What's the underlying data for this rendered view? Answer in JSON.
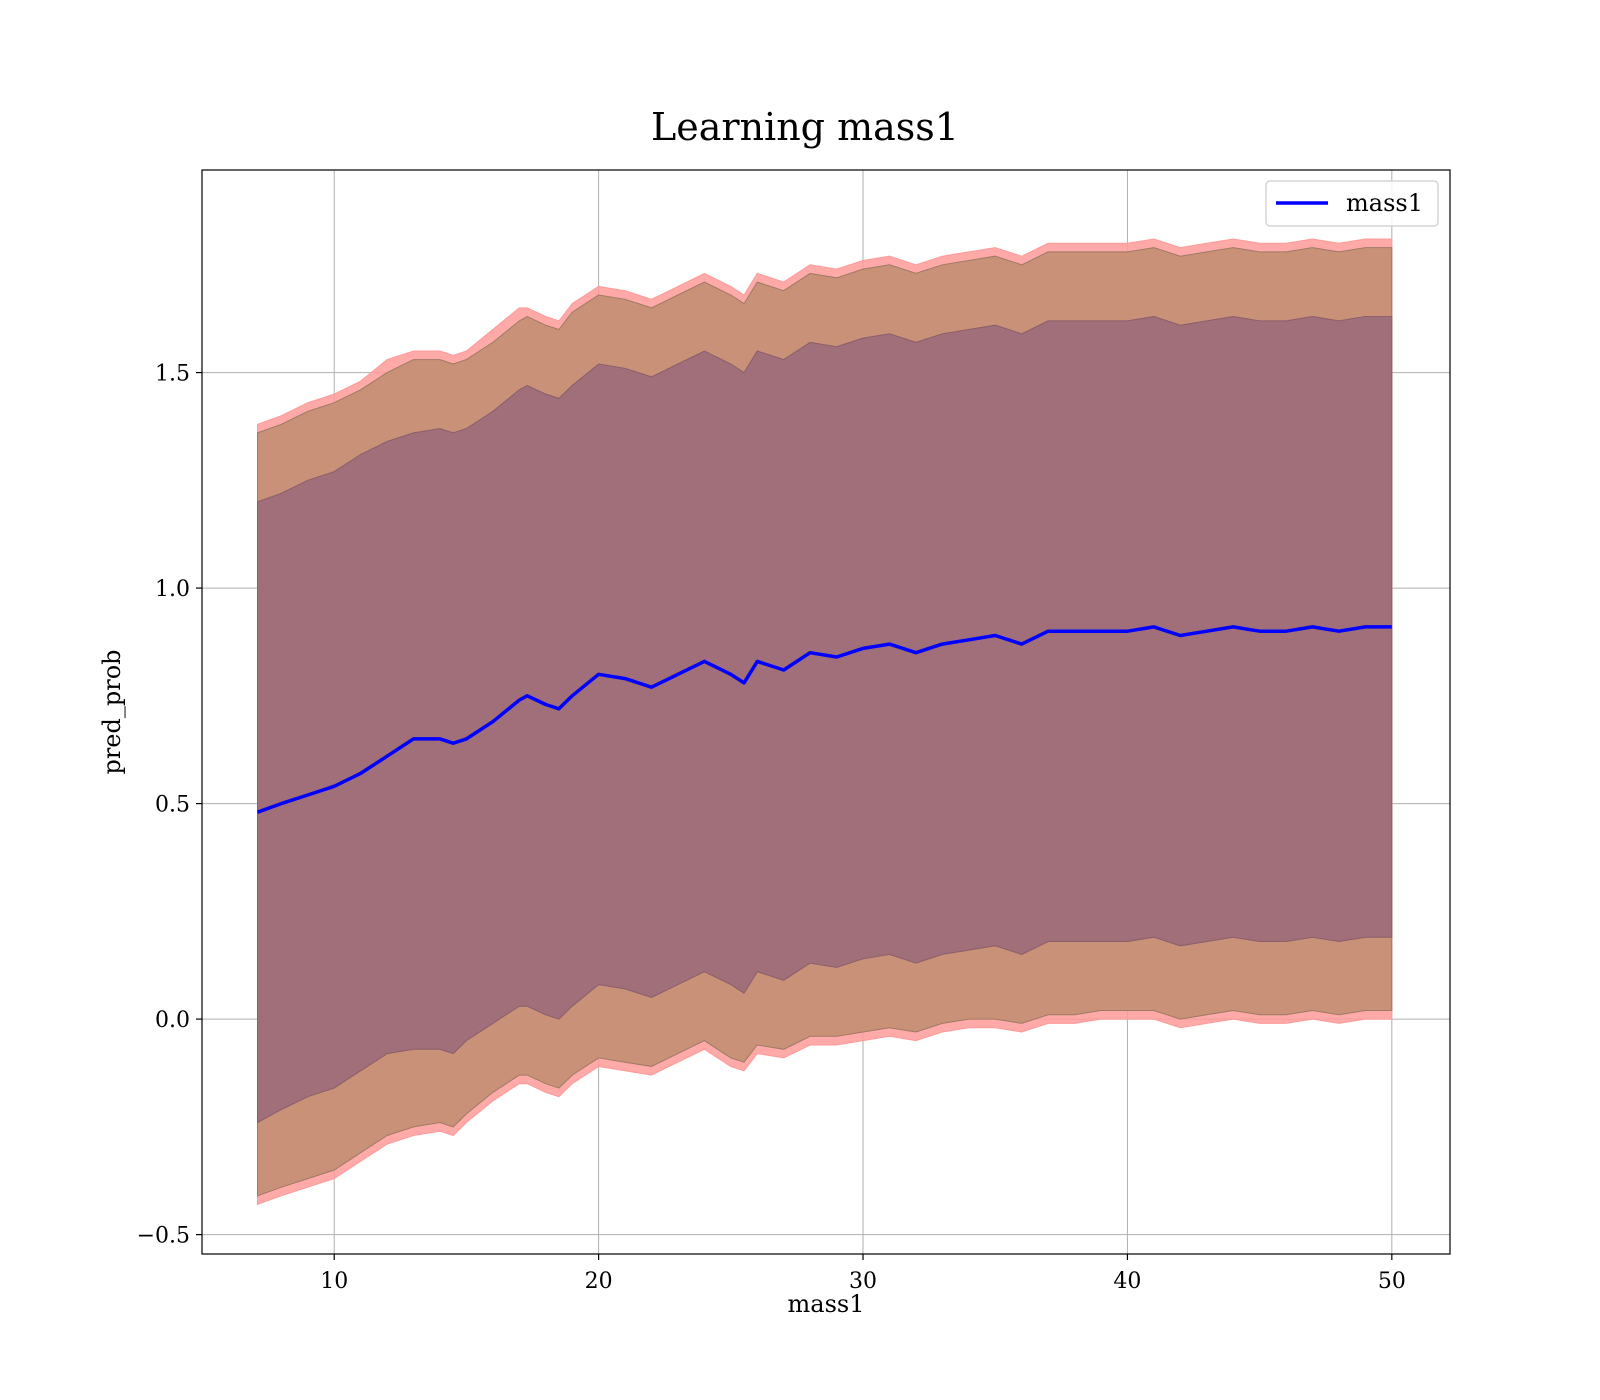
{
  "chart_data": {
    "type": "area",
    "title": "Learning mass1",
    "xlabel": "mass1",
    "ylabel": "pred_prob",
    "xlim": [
      5,
      52.2
    ],
    "ylim": [
      -0.545,
      1.97
    ],
    "xticks": [
      10,
      20,
      30,
      40,
      50
    ],
    "xtick_labels": [
      "10",
      "20",
      "30",
      "40",
      "50"
    ],
    "yticks": [
      -0.5,
      0.0,
      0.5,
      1.0,
      1.5
    ],
    "ytick_labels": [
      "−0.5",
      "0.0",
      "0.5",
      "1.0",
      "1.5"
    ],
    "grid": true,
    "legend": {
      "position": "top-right",
      "entries": [
        "mass1"
      ]
    },
    "colors": {
      "mean_line": "#0000ff",
      "band_outer": "#ff9a9a",
      "band_middle": "#c89178",
      "band_inner": "#a06f79",
      "grid": "#b0b0b0"
    },
    "x": [
      7.1,
      8,
      9,
      10,
      11,
      12,
      13,
      14,
      14.5,
      15,
      16,
      17,
      17.3,
      18,
      18.5,
      19,
      20,
      21,
      22,
      23,
      24,
      25,
      25.5,
      26,
      27,
      28,
      29,
      30,
      31,
      32,
      33,
      34,
      35,
      36,
      37,
      38,
      39,
      40,
      41,
      42,
      43,
      44,
      45,
      46,
      47,
      48,
      49,
      50
    ],
    "series": [
      {
        "name": "mass1",
        "role": "mean",
        "values": [
          0.48,
          0.5,
          0.52,
          0.54,
          0.57,
          0.61,
          0.65,
          0.65,
          0.64,
          0.65,
          0.69,
          0.74,
          0.75,
          0.73,
          0.72,
          0.75,
          0.8,
          0.79,
          0.77,
          0.8,
          0.83,
          0.8,
          0.78,
          0.83,
          0.81,
          0.85,
          0.84,
          0.86,
          0.87,
          0.85,
          0.87,
          0.88,
          0.89,
          0.87,
          0.9,
          0.9,
          0.9,
          0.9,
          0.91,
          0.89,
          0.9,
          0.91,
          0.9,
          0.9,
          0.91,
          0.9,
          0.91,
          0.91
        ]
      },
      {
        "role": "band_1sd",
        "lower": [
          -0.24,
          -0.21,
          -0.18,
          -0.16,
          -0.12,
          -0.08,
          -0.07,
          -0.07,
          -0.08,
          -0.05,
          -0.01,
          0.03,
          0.03,
          0.01,
          0.0,
          0.03,
          0.08,
          0.07,
          0.05,
          0.08,
          0.11,
          0.08,
          0.06,
          0.11,
          0.09,
          0.13,
          0.12,
          0.14,
          0.15,
          0.13,
          0.15,
          0.16,
          0.17,
          0.15,
          0.18,
          0.18,
          0.18,
          0.18,
          0.19,
          0.17,
          0.18,
          0.19,
          0.18,
          0.18,
          0.19,
          0.18,
          0.19,
          0.19
        ],
        "upper": [
          1.2,
          1.22,
          1.25,
          1.27,
          1.31,
          1.34,
          1.36,
          1.37,
          1.36,
          1.37,
          1.41,
          1.46,
          1.47,
          1.45,
          1.44,
          1.47,
          1.52,
          1.51,
          1.49,
          1.52,
          1.55,
          1.52,
          1.5,
          1.55,
          1.53,
          1.57,
          1.56,
          1.58,
          1.59,
          1.57,
          1.59,
          1.6,
          1.61,
          1.59,
          1.62,
          1.62,
          1.62,
          1.62,
          1.63,
          1.61,
          1.62,
          1.63,
          1.62,
          1.62,
          1.63,
          1.62,
          1.63,
          1.63
        ]
      },
      {
        "role": "band_2sd",
        "lower": [
          -0.41,
          -0.39,
          -0.37,
          -0.35,
          -0.31,
          -0.27,
          -0.25,
          -0.24,
          -0.25,
          -0.22,
          -0.17,
          -0.13,
          -0.13,
          -0.15,
          -0.16,
          -0.13,
          -0.09,
          -0.1,
          -0.11,
          -0.08,
          -0.05,
          -0.09,
          -0.1,
          -0.06,
          -0.07,
          -0.04,
          -0.04,
          -0.03,
          -0.02,
          -0.03,
          -0.01,
          0.0,
          0.0,
          -0.01,
          0.01,
          0.01,
          0.02,
          0.02,
          0.02,
          0.0,
          0.01,
          0.02,
          0.01,
          0.01,
          0.02,
          0.01,
          0.02,
          0.02
        ],
        "upper": [
          1.36,
          1.38,
          1.41,
          1.43,
          1.46,
          1.5,
          1.53,
          1.53,
          1.52,
          1.53,
          1.57,
          1.62,
          1.63,
          1.61,
          1.6,
          1.64,
          1.68,
          1.67,
          1.65,
          1.68,
          1.71,
          1.68,
          1.66,
          1.71,
          1.69,
          1.73,
          1.72,
          1.74,
          1.75,
          1.73,
          1.75,
          1.76,
          1.77,
          1.75,
          1.78,
          1.78,
          1.78,
          1.78,
          1.79,
          1.77,
          1.78,
          1.79,
          1.78,
          1.78,
          1.79,
          1.78,
          1.79,
          1.79
        ]
      },
      {
        "role": "band_outer",
        "lower": [
          -0.43,
          -0.41,
          -0.39,
          -0.37,
          -0.33,
          -0.29,
          -0.27,
          -0.26,
          -0.27,
          -0.24,
          -0.19,
          -0.15,
          -0.15,
          -0.17,
          -0.18,
          -0.15,
          -0.11,
          -0.12,
          -0.13,
          -0.1,
          -0.07,
          -0.11,
          -0.12,
          -0.08,
          -0.09,
          -0.06,
          -0.06,
          -0.05,
          -0.04,
          -0.05,
          -0.03,
          -0.02,
          -0.02,
          -0.03,
          -0.01,
          -0.01,
          0.0,
          0.0,
          0.0,
          -0.02,
          -0.01,
          0.0,
          -0.01,
          -0.01,
          0.0,
          -0.01,
          0.0,
          0.0
        ],
        "upper": [
          1.38,
          1.4,
          1.43,
          1.45,
          1.48,
          1.53,
          1.55,
          1.55,
          1.54,
          1.55,
          1.6,
          1.65,
          1.65,
          1.63,
          1.62,
          1.66,
          1.7,
          1.69,
          1.67,
          1.7,
          1.73,
          1.7,
          1.68,
          1.73,
          1.71,
          1.75,
          1.74,
          1.76,
          1.77,
          1.75,
          1.77,
          1.78,
          1.79,
          1.77,
          1.8,
          1.8,
          1.8,
          1.8,
          1.81,
          1.79,
          1.8,
          1.81,
          1.8,
          1.8,
          1.81,
          1.8,
          1.81,
          1.81
        ]
      }
    ]
  }
}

☆ ☆ ☆ ☆ ☆

Task directions:
Leave out the pictures and print each record exactly as it stands.

Exercise output:
What's the underlying data for this rendered view? Answer in JSON.
{
  "chart_data": {
    "type": "area",
    "title": "Learning mass1",
    "xlabel": "mass1",
    "ylabel": "pred_prob",
    "xlim": [
      5,
      52.2
    ],
    "ylim": [
      -0.545,
      1.97
    ],
    "xticks": [
      10,
      20,
      30,
      40,
      50
    ],
    "xtick_labels": [
      "10",
      "20",
      "30",
      "40",
      "50"
    ],
    "yticks": [
      -0.5,
      0.0,
      0.5,
      1.0,
      1.5
    ],
    "ytick_labels": [
      "−0.5",
      "0.0",
      "0.5",
      "1.0",
      "1.5"
    ],
    "grid": true,
    "legend": {
      "position": "top-right",
      "entries": [
        "mass1"
      ]
    },
    "colors": {
      "mean_line": "#0000ff",
      "band_outer": "#ff9a9a",
      "band_middle": "#c89178",
      "band_inner": "#a06f79",
      "grid": "#b0b0b0"
    },
    "x": [
      7.1,
      8,
      9,
      10,
      11,
      12,
      13,
      14,
      14.5,
      15,
      16,
      17,
      17.3,
      18,
      18.5,
      19,
      20,
      21,
      22,
      23,
      24,
      25,
      25.5,
      26,
      27,
      28,
      29,
      30,
      31,
      32,
      33,
      34,
      35,
      36,
      37,
      38,
      39,
      40,
      41,
      42,
      43,
      44,
      45,
      46,
      47,
      48,
      49,
      50
    ],
    "series": [
      {
        "name": "mass1",
        "role": "mean",
        "values": [
          0.48,
          0.5,
          0.52,
          0.54,
          0.57,
          0.61,
          0.65,
          0.65,
          0.64,
          0.65,
          0.69,
          0.74,
          0.75,
          0.73,
          0.72,
          0.75,
          0.8,
          0.79,
          0.77,
          0.8,
          0.83,
          0.8,
          0.78,
          0.83,
          0.81,
          0.85,
          0.84,
          0.86,
          0.87,
          0.85,
          0.87,
          0.88,
          0.89,
          0.87,
          0.9,
          0.9,
          0.9,
          0.9,
          0.91,
          0.89,
          0.9,
          0.91,
          0.9,
          0.9,
          0.91,
          0.9,
          0.91,
          0.91
        ]
      },
      {
        "role": "band_1sd",
        "lower": [
          -0.24,
          -0.21,
          -0.18,
          -0.16,
          -0.12,
          -0.08,
          -0.07,
          -0.07,
          -0.08,
          -0.05,
          -0.01,
          0.03,
          0.03,
          0.01,
          0.0,
          0.03,
          0.08,
          0.07,
          0.05,
          0.08,
          0.11,
          0.08,
          0.06,
          0.11,
          0.09,
          0.13,
          0.12,
          0.14,
          0.15,
          0.13,
          0.15,
          0.16,
          0.17,
          0.15,
          0.18,
          0.18,
          0.18,
          0.18,
          0.19,
          0.17,
          0.18,
          0.19,
          0.18,
          0.18,
          0.19,
          0.18,
          0.19,
          0.19
        ],
        "upper": [
          1.2,
          1.22,
          1.25,
          1.27,
          1.31,
          1.34,
          1.36,
          1.37,
          1.36,
          1.37,
          1.41,
          1.46,
          1.47,
          1.45,
          1.44,
          1.47,
          1.52,
          1.51,
          1.49,
          1.52,
          1.55,
          1.52,
          1.5,
          1.55,
          1.53,
          1.57,
          1.56,
          1.58,
          1.59,
          1.57,
          1.59,
          1.6,
          1.61,
          1.59,
          1.62,
          1.62,
          1.62,
          1.62,
          1.63,
          1.61,
          1.62,
          1.63,
          1.62,
          1.62,
          1.63,
          1.62,
          1.63,
          1.63
        ]
      },
      {
        "role": "band_2sd",
        "lower": [
          -0.41,
          -0.39,
          -0.37,
          -0.35,
          -0.31,
          -0.27,
          -0.25,
          -0.24,
          -0.25,
          -0.22,
          -0.17,
          -0.13,
          -0.13,
          -0.15,
          -0.16,
          -0.13,
          -0.09,
          -0.1,
          -0.11,
          -0.08,
          -0.05,
          -0.09,
          -0.1,
          -0.06,
          -0.07,
          -0.04,
          -0.04,
          -0.03,
          -0.02,
          -0.03,
          -0.01,
          0.0,
          0.0,
          -0.01,
          0.01,
          0.01,
          0.02,
          0.02,
          0.02,
          0.0,
          0.01,
          0.02,
          0.01,
          0.01,
          0.02,
          0.01,
          0.02,
          0.02
        ],
        "upper": [
          1.36,
          1.38,
          1.41,
          1.43,
          1.46,
          1.5,
          1.53,
          1.53,
          1.52,
          1.53,
          1.57,
          1.62,
          1.63,
          1.61,
          1.6,
          1.64,
          1.68,
          1.67,
          1.65,
          1.68,
          1.71,
          1.68,
          1.66,
          1.71,
          1.69,
          1.73,
          1.72,
          1.74,
          1.75,
          1.73,
          1.75,
          1.76,
          1.77,
          1.75,
          1.78,
          1.78,
          1.78,
          1.78,
          1.79,
          1.77,
          1.78,
          1.79,
          1.78,
          1.78,
          1.79,
          1.78,
          1.79,
          1.79
        ]
      },
      {
        "role": "band_outer",
        "lower": [
          -0.43,
          -0.41,
          -0.39,
          -0.37,
          -0.33,
          -0.29,
          -0.27,
          -0.26,
          -0.27,
          -0.24,
          -0.19,
          -0.15,
          -0.15,
          -0.17,
          -0.18,
          -0.15,
          -0.11,
          -0.12,
          -0.13,
          -0.1,
          -0.07,
          -0.11,
          -0.12,
          -0.08,
          -0.09,
          -0.06,
          -0.06,
          -0.05,
          -0.04,
          -0.05,
          -0.03,
          -0.02,
          -0.02,
          -0.03,
          -0.01,
          -0.01,
          0.0,
          0.0,
          0.0,
          -0.02,
          -0.01,
          0.0,
          -0.01,
          -0.01,
          0.0,
          -0.01,
          0.0,
          0.0
        ],
        "upper": [
          1.38,
          1.4,
          1.43,
          1.45,
          1.48,
          1.53,
          1.55,
          1.55,
          1.54,
          1.55,
          1.6,
          1.65,
          1.65,
          1.63,
          1.62,
          1.66,
          1.7,
          1.69,
          1.67,
          1.7,
          1.73,
          1.7,
          1.68,
          1.73,
          1.71,
          1.75,
          1.74,
          1.76,
          1.77,
          1.75,
          1.77,
          1.78,
          1.79,
          1.77,
          1.8,
          1.8,
          1.8,
          1.8,
          1.81,
          1.79,
          1.8,
          1.81,
          1.8,
          1.8,
          1.81,
          1.8,
          1.81,
          1.81
        ]
      }
    ]
  }
}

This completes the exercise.